◆ **Aim of the exercise**: Retype every line of the data below, keeping each character unchanged.

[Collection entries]
- - -
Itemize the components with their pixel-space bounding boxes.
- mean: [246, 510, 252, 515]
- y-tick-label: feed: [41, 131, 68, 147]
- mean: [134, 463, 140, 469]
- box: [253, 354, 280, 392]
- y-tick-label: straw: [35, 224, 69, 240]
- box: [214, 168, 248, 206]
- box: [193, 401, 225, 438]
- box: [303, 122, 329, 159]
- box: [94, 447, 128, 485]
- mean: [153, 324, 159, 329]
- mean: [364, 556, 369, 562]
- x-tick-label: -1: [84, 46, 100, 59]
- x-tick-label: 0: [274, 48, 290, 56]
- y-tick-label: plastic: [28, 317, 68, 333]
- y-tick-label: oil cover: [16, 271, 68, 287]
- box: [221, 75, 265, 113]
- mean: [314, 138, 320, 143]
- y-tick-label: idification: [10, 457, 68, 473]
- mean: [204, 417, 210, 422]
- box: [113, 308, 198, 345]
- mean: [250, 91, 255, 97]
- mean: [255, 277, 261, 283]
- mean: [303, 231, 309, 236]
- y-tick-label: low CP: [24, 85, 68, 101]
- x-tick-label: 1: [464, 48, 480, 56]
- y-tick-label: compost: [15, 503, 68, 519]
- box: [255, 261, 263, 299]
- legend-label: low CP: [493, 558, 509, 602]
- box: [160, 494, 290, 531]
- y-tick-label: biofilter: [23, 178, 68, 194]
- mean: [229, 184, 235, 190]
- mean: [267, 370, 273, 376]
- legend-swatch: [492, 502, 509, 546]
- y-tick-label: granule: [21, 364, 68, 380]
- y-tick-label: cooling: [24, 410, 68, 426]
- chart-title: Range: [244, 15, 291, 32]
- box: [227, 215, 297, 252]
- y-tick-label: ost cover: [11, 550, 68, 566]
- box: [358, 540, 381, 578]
- - -
◆ **Solution**:
Itemize the components with their pixel-space bounding boxes.
- mean: [246, 510, 252, 515]
- y-tick-label: feed: [41, 131, 68, 147]
- mean: [134, 463, 140, 469]
- box: [253, 354, 280, 392]
- y-tick-label: straw: [35, 224, 69, 240]
- box: [214, 168, 248, 206]
- box: [193, 401, 225, 438]
- box: [303, 122, 329, 159]
- box: [94, 447, 128, 485]
- mean: [153, 324, 159, 329]
- mean: [364, 556, 369, 562]
- x-tick-label: -1: [84, 46, 100, 59]
- x-tick-label: 0: [274, 48, 290, 56]
- y-tick-label: plastic: [28, 317, 68, 333]
- y-tick-label: oil cover: [16, 271, 68, 287]
- box: [221, 75, 265, 113]
- mean: [314, 138, 320, 143]
- y-tick-label: idification: [10, 457, 68, 473]
- mean: [204, 417, 210, 422]
- box: [113, 308, 198, 345]
- mean: [250, 91, 255, 97]
- mean: [255, 277, 261, 283]
- mean: [303, 231, 309, 236]
- y-tick-label: low CP: [24, 85, 68, 101]
- x-tick-label: 1: [464, 48, 480, 56]
- y-tick-label: compost: [15, 503, 68, 519]
- box: [255, 261, 263, 299]
- legend-label: low CP: [493, 558, 509, 602]
- box: [160, 494, 290, 531]
- y-tick-label: biofilter: [23, 178, 68, 194]
- mean: [229, 184, 235, 190]
- mean: [267, 370, 273, 376]
- legend-swatch: [492, 502, 509, 546]
- y-tick-label: granule: [21, 364, 68, 380]
- y-tick-label: cooling: [24, 410, 68, 426]
- chart-title: Range: [244, 15, 291, 32]
- box: [227, 215, 297, 252]
- y-tick-label: ost cover: [11, 550, 68, 566]
- box: [358, 540, 381, 578]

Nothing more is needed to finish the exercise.